▶ _Work instructions_
Render every entry exactly as it appears.

▶ _Extracted material_
-.-.-
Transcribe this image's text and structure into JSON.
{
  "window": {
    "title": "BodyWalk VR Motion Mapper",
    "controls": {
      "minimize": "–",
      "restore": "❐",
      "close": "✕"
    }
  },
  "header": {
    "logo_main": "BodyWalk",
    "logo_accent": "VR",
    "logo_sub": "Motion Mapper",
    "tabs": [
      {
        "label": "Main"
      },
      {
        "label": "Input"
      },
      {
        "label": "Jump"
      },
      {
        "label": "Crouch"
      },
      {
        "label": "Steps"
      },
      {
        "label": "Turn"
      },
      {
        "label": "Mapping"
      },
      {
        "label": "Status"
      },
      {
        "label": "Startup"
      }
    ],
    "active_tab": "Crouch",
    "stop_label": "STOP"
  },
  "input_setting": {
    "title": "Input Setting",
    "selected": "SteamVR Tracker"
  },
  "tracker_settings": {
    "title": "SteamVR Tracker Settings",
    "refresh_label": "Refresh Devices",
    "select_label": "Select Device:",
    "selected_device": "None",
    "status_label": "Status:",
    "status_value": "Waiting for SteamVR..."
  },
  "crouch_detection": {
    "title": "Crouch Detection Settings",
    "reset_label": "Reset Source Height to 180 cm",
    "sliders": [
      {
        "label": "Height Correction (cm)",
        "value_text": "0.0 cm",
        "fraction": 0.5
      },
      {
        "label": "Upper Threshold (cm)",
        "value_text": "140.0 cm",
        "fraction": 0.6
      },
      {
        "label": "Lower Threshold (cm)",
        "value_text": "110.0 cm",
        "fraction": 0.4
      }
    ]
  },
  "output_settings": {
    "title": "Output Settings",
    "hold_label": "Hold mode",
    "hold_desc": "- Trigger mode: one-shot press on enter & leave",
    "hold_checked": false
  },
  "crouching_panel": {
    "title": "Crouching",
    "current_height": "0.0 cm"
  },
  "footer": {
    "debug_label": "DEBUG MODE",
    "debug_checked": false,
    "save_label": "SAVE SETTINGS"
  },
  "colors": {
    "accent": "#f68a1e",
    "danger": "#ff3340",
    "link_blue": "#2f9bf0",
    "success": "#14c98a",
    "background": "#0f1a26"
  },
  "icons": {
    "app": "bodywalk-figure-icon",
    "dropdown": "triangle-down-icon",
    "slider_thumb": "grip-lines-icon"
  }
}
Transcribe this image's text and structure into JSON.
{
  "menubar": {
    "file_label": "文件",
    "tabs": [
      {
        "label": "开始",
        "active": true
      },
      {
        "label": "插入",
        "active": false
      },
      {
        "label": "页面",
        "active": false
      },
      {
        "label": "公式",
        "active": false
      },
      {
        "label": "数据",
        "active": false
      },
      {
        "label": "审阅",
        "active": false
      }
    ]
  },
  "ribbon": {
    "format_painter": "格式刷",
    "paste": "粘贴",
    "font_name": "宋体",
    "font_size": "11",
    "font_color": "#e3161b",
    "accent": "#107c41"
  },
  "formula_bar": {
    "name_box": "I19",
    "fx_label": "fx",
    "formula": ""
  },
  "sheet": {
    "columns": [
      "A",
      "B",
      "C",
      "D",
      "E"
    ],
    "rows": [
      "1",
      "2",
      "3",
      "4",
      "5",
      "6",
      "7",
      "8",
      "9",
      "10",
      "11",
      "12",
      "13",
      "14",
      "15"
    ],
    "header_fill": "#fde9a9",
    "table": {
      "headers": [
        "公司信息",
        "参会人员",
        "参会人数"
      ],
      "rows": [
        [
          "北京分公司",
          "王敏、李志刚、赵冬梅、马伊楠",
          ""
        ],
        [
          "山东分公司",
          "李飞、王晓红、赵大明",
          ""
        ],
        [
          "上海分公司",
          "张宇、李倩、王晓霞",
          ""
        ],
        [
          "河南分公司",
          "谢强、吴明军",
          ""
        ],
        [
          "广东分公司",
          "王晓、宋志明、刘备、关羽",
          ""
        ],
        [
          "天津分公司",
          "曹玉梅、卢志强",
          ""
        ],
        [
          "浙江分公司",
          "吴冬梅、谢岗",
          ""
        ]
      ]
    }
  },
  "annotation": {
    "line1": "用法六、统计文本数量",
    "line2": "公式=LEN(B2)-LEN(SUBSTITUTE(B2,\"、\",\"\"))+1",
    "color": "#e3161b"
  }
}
-.-.-
▶ _Result of this exercise_
Transcribe this image's text and structure into JSON.
{
  "window": {
    "title": "BodyWalk VR Motion Mapper",
    "controls": {
      "minimize": "–",
      "restore": "❐",
      "close": "✕"
    }
  },
  "header": {
    "logo_main": "BodyWalk",
    "logo_accent": "VR",
    "logo_sub": "Motion Mapper",
    "tabs": [
      {
        "label": "Main"
      },
      {
        "label": "Input"
      },
      {
        "label": "Jump"
      },
      {
        "label": "Crouch"
      },
      {
        "label": "Steps"
      },
      {
        "label": "Turn"
      },
      {
        "label": "Mapping"
      },
      {
        "label": "Status"
      },
      {
        "label": "Startup"
      }
    ],
    "active_tab": "Crouch",
    "stop_label": "STOP"
  },
  "input_setting": {
    "title": "Input Setting",
    "selected": "SteamVR Tracker"
  },
  "tracker_settings": {
    "title": "SteamVR Tracker Settings",
    "refresh_label": "Refresh Devices",
    "select_label": "Select Device:",
    "selected_device": "None",
    "status_label": "Status:",
    "status_value": "Waiting for SteamVR..."
  },
  "crouch_detection": {
    "title": "Crouch Detection Settings",
    "reset_label": "Reset Source Height to 180 cm",
    "sliders": [
      {
        "label": "Height Correction (cm)",
        "value_text": "0.0 cm",
        "fraction": 0.5
      },
      {
        "label": "Upper Threshold (cm)",
        "value_text": "140.0 cm",
        "fraction": 0.6
      },
      {
        "label": "Lower Threshold (cm)",
        "value_text": "110.0 cm",
        "fraction": 0.4
      }
    ]
  },
  "output_settings": {
    "title": "Output Settings",
    "hold_label": "Hold mode",
    "hold_desc": "- Trigger mode: one-shot press on enter & leave",
    "hold_checked": false
  },
  "crouching_panel": {
    "title": "Crouching",
    "current_height": "0.0 cm"
  },
  "footer": {
    "debug_label": "DEBUG MODE",
    "debug_checked": false,
    "save_label": "SAVE SETTINGS"
  },
  "colors": {
    "accent": "#f68a1e",
    "danger": "#ff3340",
    "link_blue": "#2f9bf0",
    "success": "#14c98a",
    "background": "#0f1a26"
  },
  "icons": {
    "app": "bodywalk-figure-icon",
    "dropdown": "triangle-down-icon",
    "slider_thumb": "grip-lines-icon"
  }
}
Transcribe this image's text and structure into JSON.
{
  "menubar": {
    "file_label": "文件",
    "tabs": [
      {
        "label": "开始",
        "active": true
      },
      {
        "label": "插入",
        "active": false
      },
      {
        "label": "页面",
        "active": false
      },
      {
        "label": "公式",
        "active": false
      },
      {
        "label": "数据",
        "active": false
      },
      {
        "label": "审阅",
        "active": false
      }
    ]
  },
  "ribbon": {
    "format_painter": "格式刷",
    "paste": "粘贴",
    "font_name": "宋体",
    "font_size": "11",
    "font_color": "#e3161b",
    "accent": "#107c41"
  },
  "formula_bar": {
    "name_box": "I19",
    "fx_label": "fx",
    "formula": ""
  },
  "sheet": {
    "columns": [
      "A",
      "B",
      "C",
      "D",
      "E"
    ],
    "rows": [
      "1",
      "2",
      "3",
      "4",
      "5",
      "6",
      "7",
      "8",
      "9",
      "10",
      "11",
      "12",
      "13",
      "14",
      "15"
    ],
    "header_fill": "#fde9a9",
    "table": {
      "headers": [
        "公司信息",
        "参会人员",
        "参会人数"
      ],
      "rows": [
        [
          "北京分公司",
          "王敏、李志刚、赵冬梅、马伊楠",
          ""
        ],
        [
          "山东分公司",
          "李飞、王晓红、赵大明",
          ""
        ],
        [
          "上海分公司",
          "张宇、李倩、王晓霞",
          ""
        ],
        [
          "河南分公司",
          "谢强、吴明军",
          ""
        ],
        [
          "广东分公司",
          "王晓、宋志明、刘备、关羽",
          ""
        ],
        [
          "天津分公司",
          "曹玉梅、卢志强",
          ""
        ],
        [
          "浙江分公司",
          "吴冬梅、谢岗",
          ""
        ]
      ]
    }
  },
  "annotation": {
    "line1": "用法六、统计文本数量",
    "line2": "公式=LEN(B2)-LEN(SUBSTITUTE(B2,\"、\",\"\"))+1",
    "color": "#e3161b"
  }
}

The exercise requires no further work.